DOCUMENT EXTRACT Block Start
The above is pretty straightforward. For every 7 days - a week - there is one weekend, and for each weekend, remove two days from the count. Our total $workdays_between shows a reasonably accurate estimate of the number of work days between the start and end dates.

There's been a good amount of action in Habari commits lately concerning permissions. The system is finally, after much too long a delay, working well enough that it's inevitable that 0.6 will appear shortly. The permission system in Habari is steeped in a great amount of unwarranted mystery, and is pretty straightforward if you clear your mind of preconceptions and start over with some basic concepts.

First, you should be familiar with the vocabulary of permissions. Habari has the obvious user which represents a user who has successfully logged in using a username and password. There is also an anonymous user that is used to represent any user that has not logged in. Users can be members of one or more groups. Typically, permission to resources is extended by Habari to groups, which make them easier to maintain, but Habari also supports assigning permissions to users. These concepts are pretty easy, but some others might sound new.

Habari uses a thing called a token in regard to permissions. Groups and users can be given different combinations of access to any token. Access is a combination of the standard CRUD permission set: create, read, update, and delete. (Actually, in Habari currently these accesses are named create, read, edit, and delete.) To put these terms together in a sentence, a group (or user) can be assigned read and update permissions to a token. Habari also allows you to assign deny access to a token. Deny access overrides any granted CRUD permissions to a token you might have.

What are these tokens good for? Good question.

One or more tokens can be assigned to any post or action. So if you have a post that is assigned the token "artichoke", and your user (or a group your user is a member of) has "read" access to the "artichoke" token, then you are able to read that post. Likewise, if you have "edit" permission on the "artichoke" token, you may edit that post.

There are some tokens that are applied to posts in general. For example, the "post_entry" token is implicit on any post of type "entry". If your user has "read" access to "post_entry", then you can read entry-type posts. In fact, the Anonymous group, of which the anonymous user is a member, has this permission, which is why anonymous visitors to Habari sites can see the posts. If this permission is revoked, then anonymous users see nothing, and you must be logged in as a user with appropriate permissions to read any posts.

Token can also be applied to actions within the system. So a token "manage_comments" might control your user's ability to manage comments. The CRUD access rights don't apply to these tokens. Any access right on the "manage_comments" token would allow you to manage comments. Only if you have no access or have been explicitly denied access to the "manage_comments" token would you be unable to manage posts. These types of tokens are called "binary tokens" versus the "CRUD tokens" that apply to posts. Some upcoming schema changes in the Habari database will delineate these more clearly for the purpose of displaying them more effectively in the admin.

The beauty of the system is that permissions are queried with every request for posts by default, and no additional permissions checking or filtering is required. A single query returns the posts that are available for a specified user, allowing the system to operate both efficiently and effectively.

This system may seem more complex than what one would expect, and under the hood it's not trivial, but it provides an unprecedented level of permission configuration that is managed by the core software, and an API that is easy for plugins to manipulate. With this permission system it is possible to create simple private post functionality, a multi-tier subscription model, and even custom permissions to existing or brand new features within the admin.

For people that run single-user blogs, the permission system stays nicely tucked out of the way until such time as the site needs it. Guest posting anyone?
DOCUMENT EXTRACT Block End
▶ QUESTIONS
1. According to the Habari permissions post, what names does Habari currently give to the four kinds of access?
2. Translate this sentence from the Habari permissions post into Spanish: "Habari uses a thing called a token in regard to permissions."
The rows below this point come from a different source.
EXTRACTED INFORMATION Block Start
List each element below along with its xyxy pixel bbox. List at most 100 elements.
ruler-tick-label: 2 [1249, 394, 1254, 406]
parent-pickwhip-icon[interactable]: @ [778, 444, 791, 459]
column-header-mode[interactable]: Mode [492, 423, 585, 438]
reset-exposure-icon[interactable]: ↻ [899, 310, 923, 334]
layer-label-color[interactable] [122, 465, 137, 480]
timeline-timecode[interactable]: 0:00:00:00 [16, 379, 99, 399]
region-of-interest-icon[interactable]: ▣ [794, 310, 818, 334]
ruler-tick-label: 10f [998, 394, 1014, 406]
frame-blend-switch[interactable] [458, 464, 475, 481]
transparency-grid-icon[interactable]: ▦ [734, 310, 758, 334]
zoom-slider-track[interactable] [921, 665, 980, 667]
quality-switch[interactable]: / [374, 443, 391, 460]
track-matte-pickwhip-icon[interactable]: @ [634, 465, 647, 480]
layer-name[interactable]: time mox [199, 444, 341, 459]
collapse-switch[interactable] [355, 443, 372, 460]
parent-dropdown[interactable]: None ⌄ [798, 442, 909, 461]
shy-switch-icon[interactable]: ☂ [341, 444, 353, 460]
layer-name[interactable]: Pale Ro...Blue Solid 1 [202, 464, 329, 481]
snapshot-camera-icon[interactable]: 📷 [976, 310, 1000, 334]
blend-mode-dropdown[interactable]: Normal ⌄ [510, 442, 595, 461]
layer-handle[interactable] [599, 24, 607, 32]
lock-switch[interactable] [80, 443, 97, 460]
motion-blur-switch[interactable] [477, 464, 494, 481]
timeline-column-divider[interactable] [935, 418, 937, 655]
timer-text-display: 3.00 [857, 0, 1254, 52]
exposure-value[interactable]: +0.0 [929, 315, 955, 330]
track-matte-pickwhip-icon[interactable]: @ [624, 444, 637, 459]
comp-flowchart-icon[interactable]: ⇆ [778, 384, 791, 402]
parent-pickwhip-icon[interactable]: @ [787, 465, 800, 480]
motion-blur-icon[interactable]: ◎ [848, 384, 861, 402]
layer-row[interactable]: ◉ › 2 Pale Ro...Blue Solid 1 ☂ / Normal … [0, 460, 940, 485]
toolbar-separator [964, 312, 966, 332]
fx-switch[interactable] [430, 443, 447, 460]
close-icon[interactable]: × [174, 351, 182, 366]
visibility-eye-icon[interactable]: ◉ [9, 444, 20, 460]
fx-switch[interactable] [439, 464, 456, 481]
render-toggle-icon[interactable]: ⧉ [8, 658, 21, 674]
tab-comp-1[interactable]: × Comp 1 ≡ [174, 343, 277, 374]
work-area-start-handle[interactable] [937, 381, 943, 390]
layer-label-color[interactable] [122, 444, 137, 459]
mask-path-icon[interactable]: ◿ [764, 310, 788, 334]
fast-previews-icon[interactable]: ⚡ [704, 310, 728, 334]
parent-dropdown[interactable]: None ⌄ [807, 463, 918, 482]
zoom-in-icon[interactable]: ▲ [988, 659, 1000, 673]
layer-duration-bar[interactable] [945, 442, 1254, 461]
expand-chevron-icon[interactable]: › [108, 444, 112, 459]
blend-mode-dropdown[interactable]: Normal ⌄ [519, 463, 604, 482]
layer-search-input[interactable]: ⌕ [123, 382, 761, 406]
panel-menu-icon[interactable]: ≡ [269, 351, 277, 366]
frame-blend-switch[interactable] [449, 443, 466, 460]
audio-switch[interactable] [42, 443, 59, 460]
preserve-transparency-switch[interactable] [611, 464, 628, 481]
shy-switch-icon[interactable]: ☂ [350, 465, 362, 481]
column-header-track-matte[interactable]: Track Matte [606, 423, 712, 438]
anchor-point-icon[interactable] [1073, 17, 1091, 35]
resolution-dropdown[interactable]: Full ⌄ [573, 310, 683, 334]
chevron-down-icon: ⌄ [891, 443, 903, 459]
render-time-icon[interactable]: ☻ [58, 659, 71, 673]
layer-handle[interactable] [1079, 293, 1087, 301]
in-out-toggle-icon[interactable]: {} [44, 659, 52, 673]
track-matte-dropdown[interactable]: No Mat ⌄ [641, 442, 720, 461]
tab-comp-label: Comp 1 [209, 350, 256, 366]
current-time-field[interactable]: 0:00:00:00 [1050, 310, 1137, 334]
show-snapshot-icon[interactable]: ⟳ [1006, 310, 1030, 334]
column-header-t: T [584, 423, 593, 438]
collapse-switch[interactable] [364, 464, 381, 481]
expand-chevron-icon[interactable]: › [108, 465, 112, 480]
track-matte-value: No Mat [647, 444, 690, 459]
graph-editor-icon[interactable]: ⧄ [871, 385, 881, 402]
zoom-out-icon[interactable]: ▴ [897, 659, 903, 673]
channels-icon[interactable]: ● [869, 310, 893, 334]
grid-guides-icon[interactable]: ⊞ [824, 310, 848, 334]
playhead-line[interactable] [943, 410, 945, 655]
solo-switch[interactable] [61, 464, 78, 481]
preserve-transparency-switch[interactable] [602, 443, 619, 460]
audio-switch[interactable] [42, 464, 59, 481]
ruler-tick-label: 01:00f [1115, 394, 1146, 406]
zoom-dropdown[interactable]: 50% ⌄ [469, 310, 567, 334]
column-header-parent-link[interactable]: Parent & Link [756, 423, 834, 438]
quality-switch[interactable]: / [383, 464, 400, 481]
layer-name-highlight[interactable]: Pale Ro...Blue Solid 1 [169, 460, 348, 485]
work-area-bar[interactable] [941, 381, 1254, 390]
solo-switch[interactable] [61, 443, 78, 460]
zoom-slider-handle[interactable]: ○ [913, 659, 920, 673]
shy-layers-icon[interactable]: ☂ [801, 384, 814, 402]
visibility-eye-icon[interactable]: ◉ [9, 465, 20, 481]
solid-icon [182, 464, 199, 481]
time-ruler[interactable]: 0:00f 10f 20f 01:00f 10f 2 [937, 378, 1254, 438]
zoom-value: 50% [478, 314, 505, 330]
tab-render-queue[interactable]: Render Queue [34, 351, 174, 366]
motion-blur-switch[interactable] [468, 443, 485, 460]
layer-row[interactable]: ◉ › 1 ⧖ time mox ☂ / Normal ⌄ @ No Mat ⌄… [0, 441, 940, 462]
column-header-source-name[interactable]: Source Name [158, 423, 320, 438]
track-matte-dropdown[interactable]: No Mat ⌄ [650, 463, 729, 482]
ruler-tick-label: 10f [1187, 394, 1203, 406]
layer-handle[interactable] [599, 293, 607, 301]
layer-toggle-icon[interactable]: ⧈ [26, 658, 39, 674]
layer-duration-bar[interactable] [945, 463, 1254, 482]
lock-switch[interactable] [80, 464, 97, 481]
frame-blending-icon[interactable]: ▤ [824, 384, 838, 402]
EXTRACTED INFORMATION Block End
▶ SOLUTIONS FOR EACH TASK
1. Create, read, edit, and delete.

2. Habari utiliza algo llamado token en lo que respecta a los permisos.